■ **EXERCISE TEXT**:
I have a data set containing data for about 4.5 years. I'm trying to create two different data frames from this, for what I will call holiday and non-holiday periods. There are multiple periods per year, and these periods will repeat over multiple years.
For example, I'd like to choose a time period between Thanksgiving and New Year's Day, as well as periods prior to Valentine's Day and Mother's Day for each year, and make this my holiday data frame. Everything else would be non-holiday.
I apologize if this has been asked before, I just can't find it. I found a similar question for SQL, but I'm trying to figure out how to do this in R.
I've tried filtering and selecting, to no avail.
wine.holiday <- wine.sub2 %>%
select(total, cdate) %>%
subset(cdate>=2011-11-25, cdate<=2011-12-31)
wine.holiday
Source: local data frame [27,628 x 3]
Groups: clubgroup_id.x [112]
clubgroup_id.x total cdate
(chr) (dbl) (date)
1 1 45 2011-10-04
2 1 45 2011-10-08
3 1 45 2011-10-09
4 1 45 2011-10-09
5 1 45 2011-10-11
6 1 45 2011-10-15
7 1 45 2011-10-24
8 1 90 2011-11-13
9 1 45 2011-11-18
10 1 45 2011-11-26
.. ... ... ...
Clearly something isn't right, because not only is it not limiting the date range, but it's including a column in the data frame that I'm not even selecting.

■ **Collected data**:

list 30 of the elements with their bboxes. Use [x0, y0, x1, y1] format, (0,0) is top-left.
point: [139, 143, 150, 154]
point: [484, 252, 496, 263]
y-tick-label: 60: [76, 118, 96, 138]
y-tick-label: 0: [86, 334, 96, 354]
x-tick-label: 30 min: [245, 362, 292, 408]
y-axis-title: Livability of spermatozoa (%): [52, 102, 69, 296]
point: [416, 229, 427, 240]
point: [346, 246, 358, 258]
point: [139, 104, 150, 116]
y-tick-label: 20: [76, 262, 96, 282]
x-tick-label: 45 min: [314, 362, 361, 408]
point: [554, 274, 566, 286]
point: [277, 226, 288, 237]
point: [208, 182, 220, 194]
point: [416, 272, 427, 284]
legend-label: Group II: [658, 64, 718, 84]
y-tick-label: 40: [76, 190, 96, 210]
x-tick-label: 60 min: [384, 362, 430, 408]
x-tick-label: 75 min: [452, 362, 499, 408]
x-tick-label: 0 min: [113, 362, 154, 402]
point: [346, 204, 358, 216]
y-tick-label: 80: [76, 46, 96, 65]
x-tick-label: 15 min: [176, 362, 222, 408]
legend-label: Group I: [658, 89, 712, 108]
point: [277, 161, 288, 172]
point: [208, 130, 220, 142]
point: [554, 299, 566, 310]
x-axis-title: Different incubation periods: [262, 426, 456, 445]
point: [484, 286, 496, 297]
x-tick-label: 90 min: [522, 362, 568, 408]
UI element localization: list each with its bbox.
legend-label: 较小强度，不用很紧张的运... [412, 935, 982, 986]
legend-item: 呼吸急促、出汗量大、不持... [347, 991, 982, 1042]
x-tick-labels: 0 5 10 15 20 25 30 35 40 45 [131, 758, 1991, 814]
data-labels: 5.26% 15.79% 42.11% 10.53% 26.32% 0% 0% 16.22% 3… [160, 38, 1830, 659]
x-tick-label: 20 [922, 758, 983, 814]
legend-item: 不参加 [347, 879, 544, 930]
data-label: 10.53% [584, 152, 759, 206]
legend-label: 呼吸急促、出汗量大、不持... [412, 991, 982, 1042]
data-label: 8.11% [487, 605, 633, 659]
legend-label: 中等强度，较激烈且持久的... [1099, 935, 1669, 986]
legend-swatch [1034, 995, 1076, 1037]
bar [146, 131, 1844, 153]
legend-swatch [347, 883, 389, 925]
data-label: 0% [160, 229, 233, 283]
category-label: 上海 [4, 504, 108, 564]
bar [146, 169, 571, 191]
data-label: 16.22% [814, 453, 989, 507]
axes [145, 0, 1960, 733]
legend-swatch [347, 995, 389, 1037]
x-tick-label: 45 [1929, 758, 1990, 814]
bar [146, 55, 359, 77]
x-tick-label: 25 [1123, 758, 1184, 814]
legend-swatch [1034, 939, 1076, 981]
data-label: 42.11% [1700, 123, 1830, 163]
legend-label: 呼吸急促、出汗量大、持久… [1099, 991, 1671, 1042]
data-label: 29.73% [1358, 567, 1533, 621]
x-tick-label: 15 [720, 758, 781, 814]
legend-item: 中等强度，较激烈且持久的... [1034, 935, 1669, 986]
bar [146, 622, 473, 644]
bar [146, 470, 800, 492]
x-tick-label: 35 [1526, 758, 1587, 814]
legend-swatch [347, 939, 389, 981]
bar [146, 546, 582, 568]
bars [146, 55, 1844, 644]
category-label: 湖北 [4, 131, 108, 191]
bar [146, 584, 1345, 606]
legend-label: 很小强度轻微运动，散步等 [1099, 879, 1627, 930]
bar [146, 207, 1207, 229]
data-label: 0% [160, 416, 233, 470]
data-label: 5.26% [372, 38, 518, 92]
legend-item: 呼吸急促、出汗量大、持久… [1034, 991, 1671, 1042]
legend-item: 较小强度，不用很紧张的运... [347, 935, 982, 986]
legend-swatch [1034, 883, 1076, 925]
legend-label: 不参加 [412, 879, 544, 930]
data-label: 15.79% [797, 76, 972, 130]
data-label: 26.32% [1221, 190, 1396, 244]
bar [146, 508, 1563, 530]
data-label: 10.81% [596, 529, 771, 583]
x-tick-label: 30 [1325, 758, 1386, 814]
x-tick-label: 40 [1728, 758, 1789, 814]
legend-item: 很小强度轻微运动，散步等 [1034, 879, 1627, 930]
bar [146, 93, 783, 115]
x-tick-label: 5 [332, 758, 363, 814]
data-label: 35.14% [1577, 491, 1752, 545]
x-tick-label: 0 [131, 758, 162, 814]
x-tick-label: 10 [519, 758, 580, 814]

■ **PROBLEMS TO SOLVE**:
a: Edit the question about holiday date ranges in R. Write it out from "For example, I'd" up to and including "subset(cdate>=2011-11-25, cdate<=2011-12-31)", putting "Python" in place of "SQL".
b: Proceed with the question about splitting data into holiday and non-holiday periods in R, picking up right after its final sentence.

■ **YOUR WRITTEN ANSWERS**:
a:
For example, I'd like to choose a time period between Thanksgiving and New Year's Day, as well as periods prior to Valentine's Day and Mother's Day for each year, and make this my holiday data frame. Everything else would be non-holiday.
I apologize if this has been asked before, I just can't find it. I found a similar question for Python, but I'm trying to figure out how to do this in R.
I've tried filtering and selecting, to no avail.
wine.holiday <- wine.sub2 %>%
select(total, cdate) %>%
subset(cdate>=2011-11-25, cdate<=2011-12-31)

b:
As mentioned in the comments, dplyr uses filter not subset. Just a simple change to the code you've got (therefore not a complete solution to your issue, but hopefully helps) should get the subset working.
wine.holiday <- wine.sub2 %>%
select(total, cdate)
wine.holiday <- subset(wine.holiday, cdate>=as.Date("2011-11-25") & cdate<=as.Date("2011-12-31"))
wine.holiday
Or, to stick with dplyr piping:
wine.holiday <- wine.sub2 %>%
select(total, cdate) %>%
filter( cdate>=as.Date("2011-11-25") & cdate<=as.Date("2011-12-31") )
wine.holiday
EDIT to add: If the dplyr select isn't working (it looks fine to me), you could try this:
wine.holiday <- subset( wine.sub2, select = c( total, cdate ) )
wine.holiday <- subset(wine.holiday, cdate>=as.Date("2011-11-25") & cdate<=as.Date("2011-12-31"))
wine.holiday
You could, of course, combine those two lines into one. This makes it harder to read, but would probably improve the processing efficiency:
wine.holiday <- subset(wine.sub2, cdate>=as.Date("2011-11-25") & cdate<=as.Date("2011-12-31"), select=c(total,cdate) )
I figured out another method for this through looking through SO posts (took a while).
> library(dateTime)
> wine.holiday <- data.table(start = c(as.Date(USThanksgivingDay(2010:2020))),
+ end = as.Date(USNewYearsDay(2011:2021))-1)
> wine.holiday
start end
1: 2010-11-25 2010-12-31
2: 2011-11-24 2011-12-31
3: 2012-11-22 2012-12-31
4: 2013-11-28 2013-12-31
5: 2014-11-27 2014-12-31
6: 2015-11-26 2015-12-31
7: 2016-11-24 2016-12-31
8: 2017-11-23 2017-12-31
9: 2018-11-22 2018-12-31
10: 2019-11-28 2019-12-31
11: 2020-11-26 2020-12-31
I still need to figure out how to add other ranges (e.g. two weeks before Valentine's Day or Mother's Day) to this, and will update this answer if/when I figure it out.